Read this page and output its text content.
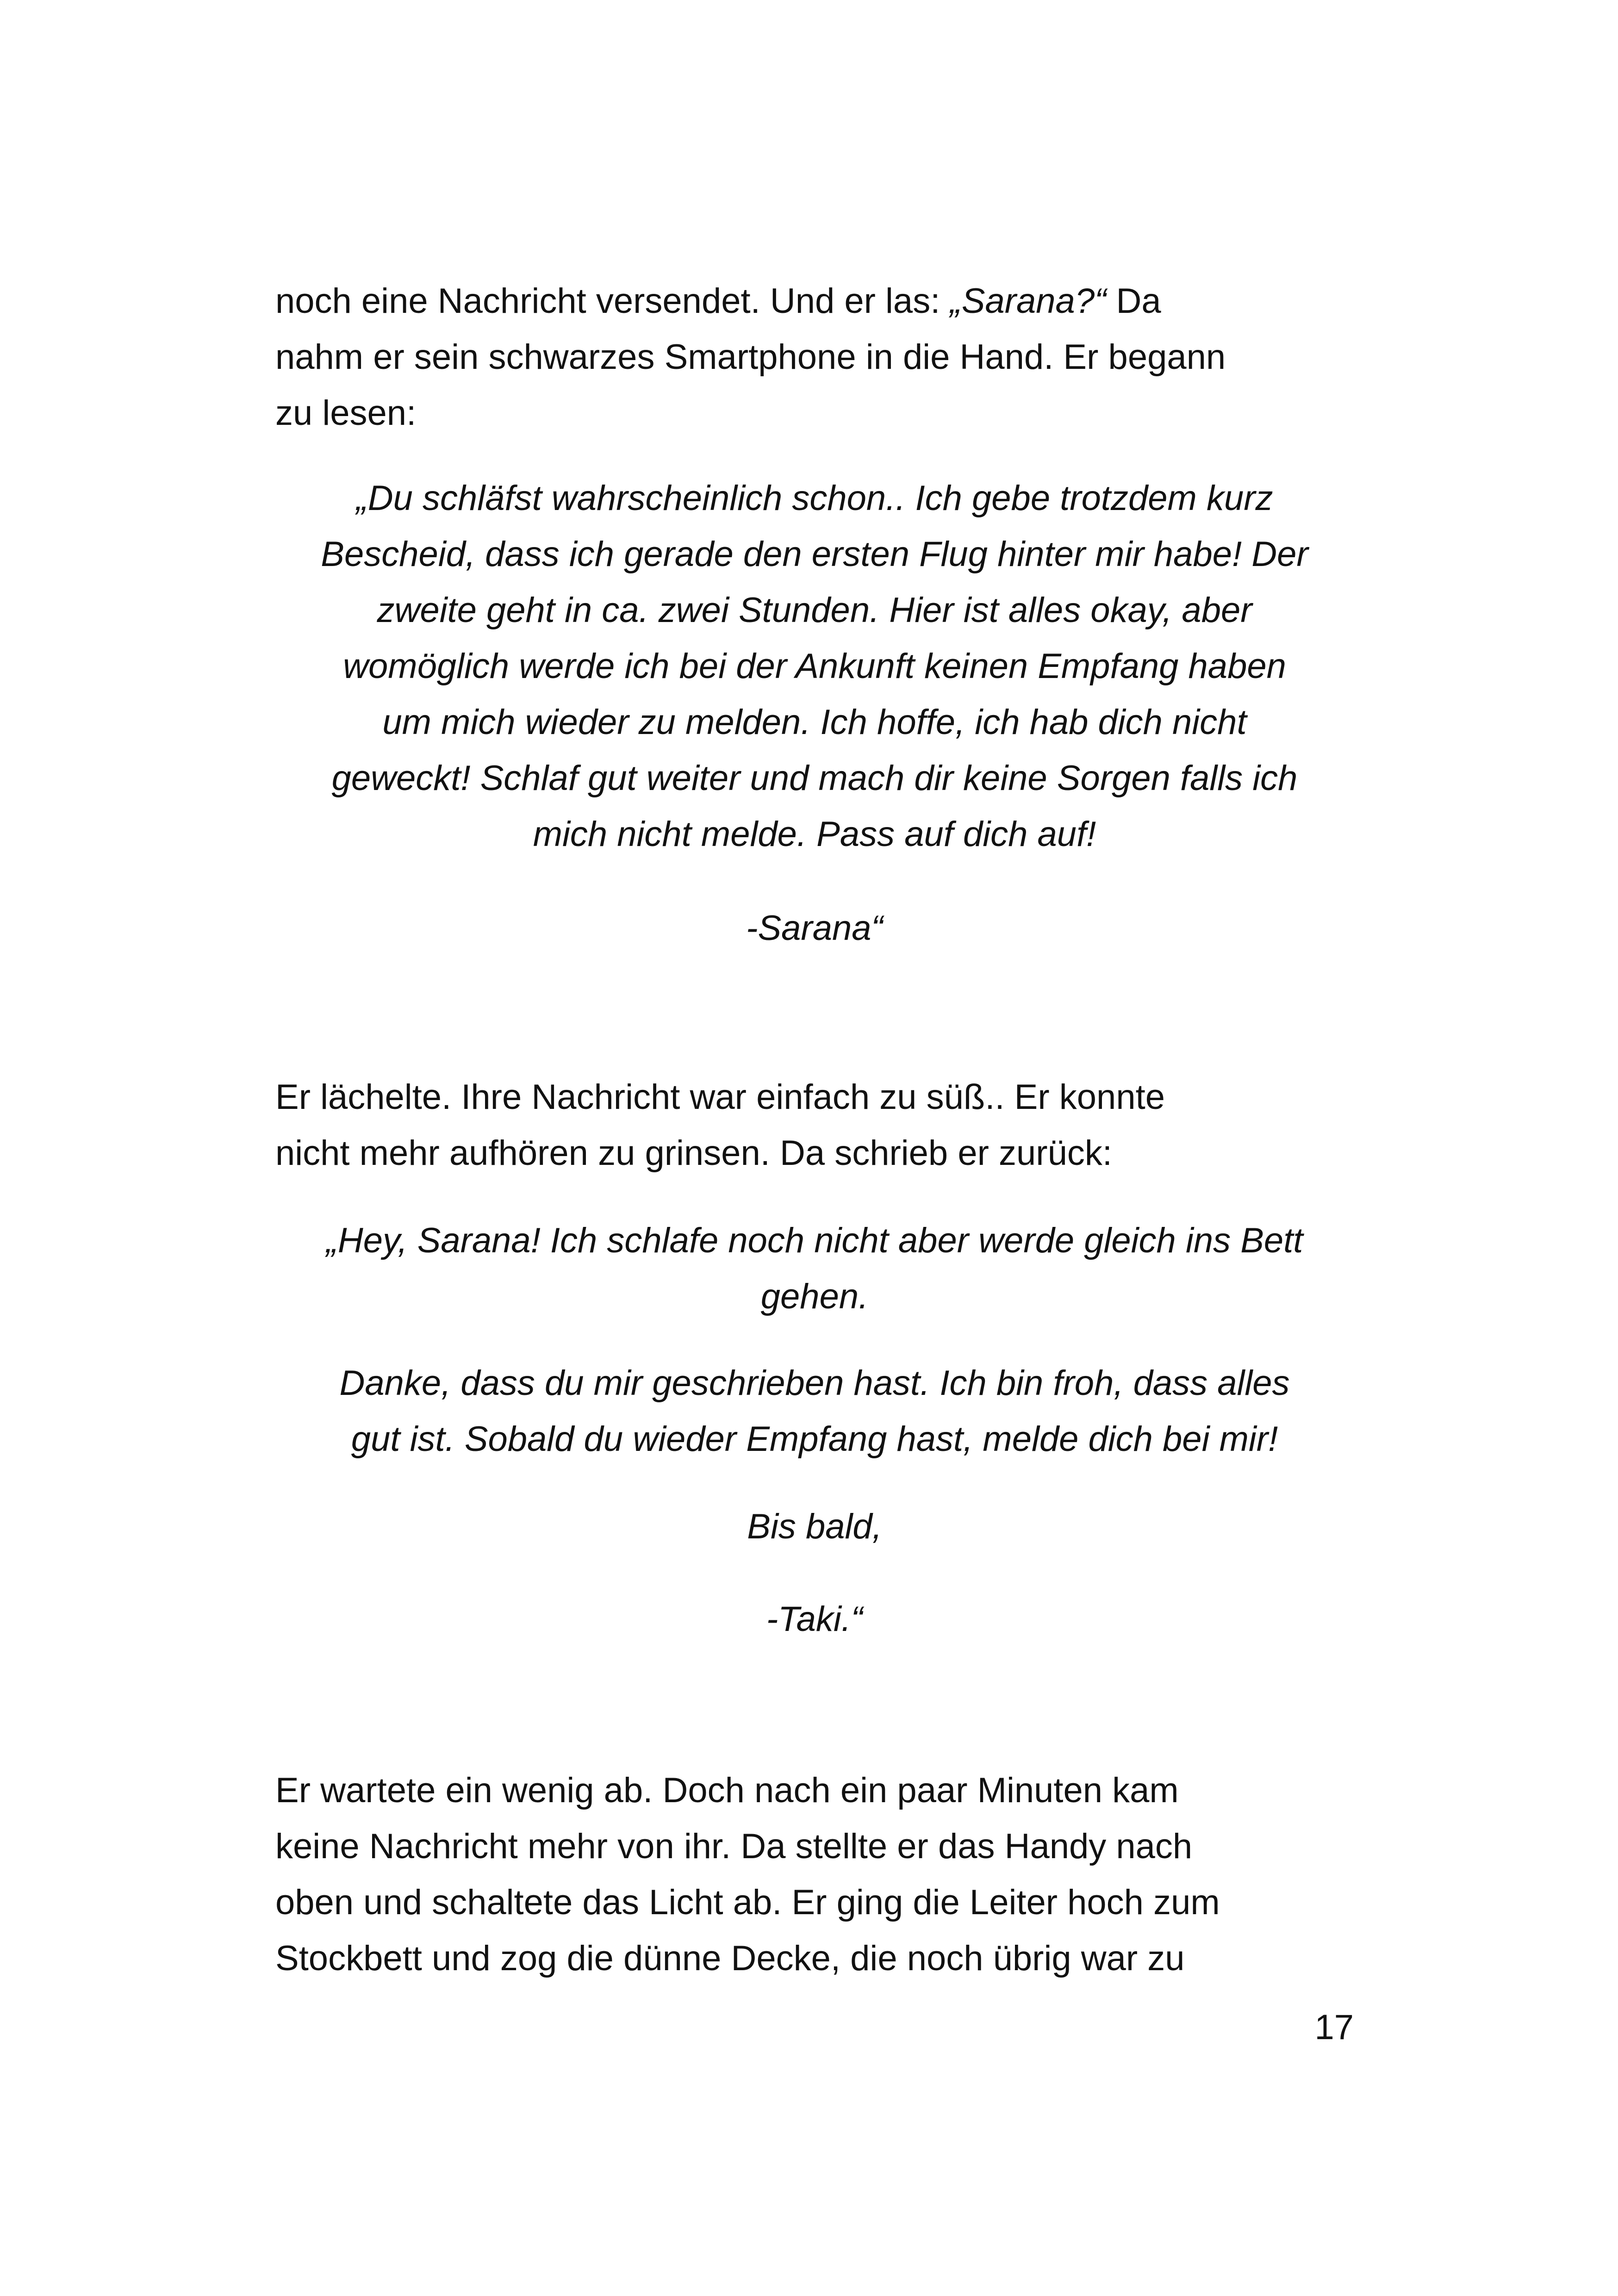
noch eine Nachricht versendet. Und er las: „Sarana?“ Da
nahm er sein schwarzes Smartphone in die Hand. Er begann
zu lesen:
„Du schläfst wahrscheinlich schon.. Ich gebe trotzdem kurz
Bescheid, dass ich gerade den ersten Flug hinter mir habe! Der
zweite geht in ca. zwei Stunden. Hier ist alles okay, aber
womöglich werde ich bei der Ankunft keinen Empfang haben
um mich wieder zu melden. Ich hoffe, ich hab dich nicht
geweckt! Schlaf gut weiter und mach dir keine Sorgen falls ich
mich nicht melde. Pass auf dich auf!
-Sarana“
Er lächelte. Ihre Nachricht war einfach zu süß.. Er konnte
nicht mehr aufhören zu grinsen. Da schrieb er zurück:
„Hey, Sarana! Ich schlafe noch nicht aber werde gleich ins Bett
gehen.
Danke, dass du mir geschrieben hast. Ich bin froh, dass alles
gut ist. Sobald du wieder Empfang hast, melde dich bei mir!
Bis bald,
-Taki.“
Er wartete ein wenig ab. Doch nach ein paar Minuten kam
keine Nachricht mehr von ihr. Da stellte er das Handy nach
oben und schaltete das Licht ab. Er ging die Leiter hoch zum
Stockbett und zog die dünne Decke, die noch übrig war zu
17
--
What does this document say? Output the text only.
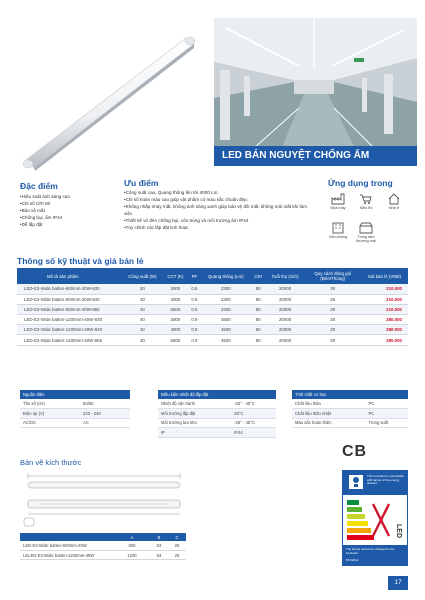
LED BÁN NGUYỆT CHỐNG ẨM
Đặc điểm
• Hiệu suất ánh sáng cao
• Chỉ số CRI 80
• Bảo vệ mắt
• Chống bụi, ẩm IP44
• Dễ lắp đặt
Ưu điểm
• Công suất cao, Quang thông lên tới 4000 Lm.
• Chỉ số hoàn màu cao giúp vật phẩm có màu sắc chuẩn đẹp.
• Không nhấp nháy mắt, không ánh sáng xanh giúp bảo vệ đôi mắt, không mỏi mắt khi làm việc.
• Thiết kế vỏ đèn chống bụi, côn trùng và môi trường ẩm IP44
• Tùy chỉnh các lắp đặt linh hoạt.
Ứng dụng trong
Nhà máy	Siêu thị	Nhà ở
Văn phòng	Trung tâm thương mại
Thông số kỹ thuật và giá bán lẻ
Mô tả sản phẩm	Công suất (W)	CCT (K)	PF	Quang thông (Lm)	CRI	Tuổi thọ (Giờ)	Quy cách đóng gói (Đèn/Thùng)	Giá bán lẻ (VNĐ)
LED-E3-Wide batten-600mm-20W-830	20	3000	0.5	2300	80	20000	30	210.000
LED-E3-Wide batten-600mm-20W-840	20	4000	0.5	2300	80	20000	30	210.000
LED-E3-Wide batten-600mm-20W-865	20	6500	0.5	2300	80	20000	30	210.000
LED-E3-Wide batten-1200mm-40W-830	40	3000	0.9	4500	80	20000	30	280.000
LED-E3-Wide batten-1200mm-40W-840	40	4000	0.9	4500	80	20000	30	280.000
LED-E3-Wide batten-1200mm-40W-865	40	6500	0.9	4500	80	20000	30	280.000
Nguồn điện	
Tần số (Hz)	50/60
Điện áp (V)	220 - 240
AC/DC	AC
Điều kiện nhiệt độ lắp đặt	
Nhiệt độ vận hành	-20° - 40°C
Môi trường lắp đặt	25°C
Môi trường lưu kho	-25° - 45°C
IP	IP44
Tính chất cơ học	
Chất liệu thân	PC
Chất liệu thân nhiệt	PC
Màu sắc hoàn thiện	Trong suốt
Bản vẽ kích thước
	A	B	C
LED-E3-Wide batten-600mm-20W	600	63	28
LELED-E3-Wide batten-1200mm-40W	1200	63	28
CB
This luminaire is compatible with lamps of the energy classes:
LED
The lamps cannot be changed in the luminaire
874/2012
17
==
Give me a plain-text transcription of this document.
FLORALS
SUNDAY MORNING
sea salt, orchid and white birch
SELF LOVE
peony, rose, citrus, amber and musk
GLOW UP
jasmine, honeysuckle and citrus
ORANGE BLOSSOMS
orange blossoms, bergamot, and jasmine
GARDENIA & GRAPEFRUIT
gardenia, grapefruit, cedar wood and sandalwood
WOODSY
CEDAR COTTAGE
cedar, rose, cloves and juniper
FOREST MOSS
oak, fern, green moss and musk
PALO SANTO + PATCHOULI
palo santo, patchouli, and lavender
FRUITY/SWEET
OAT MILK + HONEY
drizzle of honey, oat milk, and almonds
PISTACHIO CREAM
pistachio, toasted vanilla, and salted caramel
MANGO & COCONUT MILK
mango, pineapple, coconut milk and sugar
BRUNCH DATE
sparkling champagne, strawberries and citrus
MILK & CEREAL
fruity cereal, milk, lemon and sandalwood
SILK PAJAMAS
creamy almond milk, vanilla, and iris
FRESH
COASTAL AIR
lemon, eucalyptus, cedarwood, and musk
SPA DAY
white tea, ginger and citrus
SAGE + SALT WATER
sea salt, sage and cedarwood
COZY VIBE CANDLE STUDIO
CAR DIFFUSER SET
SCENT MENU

WHAT IS EXPECTED — Return every line containing "luminaire".

FINAL ANSWER —
This luminaire is compatible with lamps of the energy classes:
The lamps cannot be changed in the luminaire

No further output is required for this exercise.